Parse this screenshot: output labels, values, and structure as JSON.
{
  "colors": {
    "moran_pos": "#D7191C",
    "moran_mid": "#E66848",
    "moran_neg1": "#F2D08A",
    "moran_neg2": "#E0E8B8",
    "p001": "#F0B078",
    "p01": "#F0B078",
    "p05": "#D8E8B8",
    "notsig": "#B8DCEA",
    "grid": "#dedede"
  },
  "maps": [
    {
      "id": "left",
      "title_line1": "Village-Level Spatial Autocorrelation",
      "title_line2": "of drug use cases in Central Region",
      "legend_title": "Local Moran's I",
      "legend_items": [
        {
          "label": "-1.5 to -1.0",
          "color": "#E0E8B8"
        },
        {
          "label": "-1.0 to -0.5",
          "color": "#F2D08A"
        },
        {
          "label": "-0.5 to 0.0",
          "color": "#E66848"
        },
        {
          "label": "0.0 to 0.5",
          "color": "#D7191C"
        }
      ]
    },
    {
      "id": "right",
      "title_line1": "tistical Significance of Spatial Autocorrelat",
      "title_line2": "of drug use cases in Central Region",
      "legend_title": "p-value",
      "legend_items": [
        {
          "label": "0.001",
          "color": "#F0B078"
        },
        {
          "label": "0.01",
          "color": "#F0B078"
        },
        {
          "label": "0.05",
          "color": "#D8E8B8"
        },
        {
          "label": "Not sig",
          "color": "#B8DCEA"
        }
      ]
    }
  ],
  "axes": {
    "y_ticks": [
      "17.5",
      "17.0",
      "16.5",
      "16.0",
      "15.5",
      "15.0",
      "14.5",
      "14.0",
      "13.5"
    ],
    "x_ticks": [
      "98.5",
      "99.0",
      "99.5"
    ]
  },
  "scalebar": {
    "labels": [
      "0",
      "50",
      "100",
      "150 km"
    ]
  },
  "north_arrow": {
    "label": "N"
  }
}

★ ★ ★ ★ ★ ★ ★

▶ _Written problem_
Reproduce each line verbatim.

▶ _Response to the task_
Parse this screenshot: output labels, values, and structure as JSON.
{
  "colors": {
    "moran_pos": "#D7191C",
    "moran_mid": "#E66848",
    "moran_neg1": "#F2D08A",
    "moran_neg2": "#E0E8B8",
    "p001": "#F0B078",
    "p01": "#F0B078",
    "p05": "#D8E8B8",
    "notsig": "#B8DCEA",
    "grid": "#dedede"
  },
  "maps": [
    {
      "id": "left",
      "title_line1": "Village-Level Spatial Autocorrelation",
      "title_line2": "of drug use cases in Central Region",
      "legend_title": "Local Moran's I",
      "legend_items": [
        {
          "label": "-1.5 to -1.0",
          "color": "#E0E8B8"
        },
        {
          "label": "-1.0 to -0.5",
          "color": "#F2D08A"
        },
        {
          "label": "-0.5 to 0.0",
          "color": "#E66848"
        },
        {
          "label": "0.0 to 0.5",
          "color": "#D7191C"
        }
      ]
    },
    {
      "id": "right",
      "title_line1": "tistical Significance of Spatial Autocorrelat",
      "title_line2": "of drug use cases in Central Region",
      "legend_title": "p-value",
      "legend_items": [
        {
          "label": "0.001",
          "color": "#F0B078"
        },
        {
          "label": "0.01",
          "color": "#F0B078"
        },
        {
          "label": "0.05",
          "color": "#D8E8B8"
        },
        {
          "label": "Not sig",
          "color": "#B8DCEA"
        }
      ]
    }
  ],
  "axes": {
    "y_ticks": [
      "17.5",
      "17.0",
      "16.5",
      "16.0",
      "15.5",
      "15.0",
      "14.5",
      "14.0",
      "13.5"
    ],
    "x_ticks": [
      "98.5",
      "99.0",
      "99.5"
    ]
  },
  "scalebar": {
    "labels": [
      "0",
      "50",
      "100",
      "150 km"
    ]
  },
  "north_arrow": {
    "label": "N"
  }
}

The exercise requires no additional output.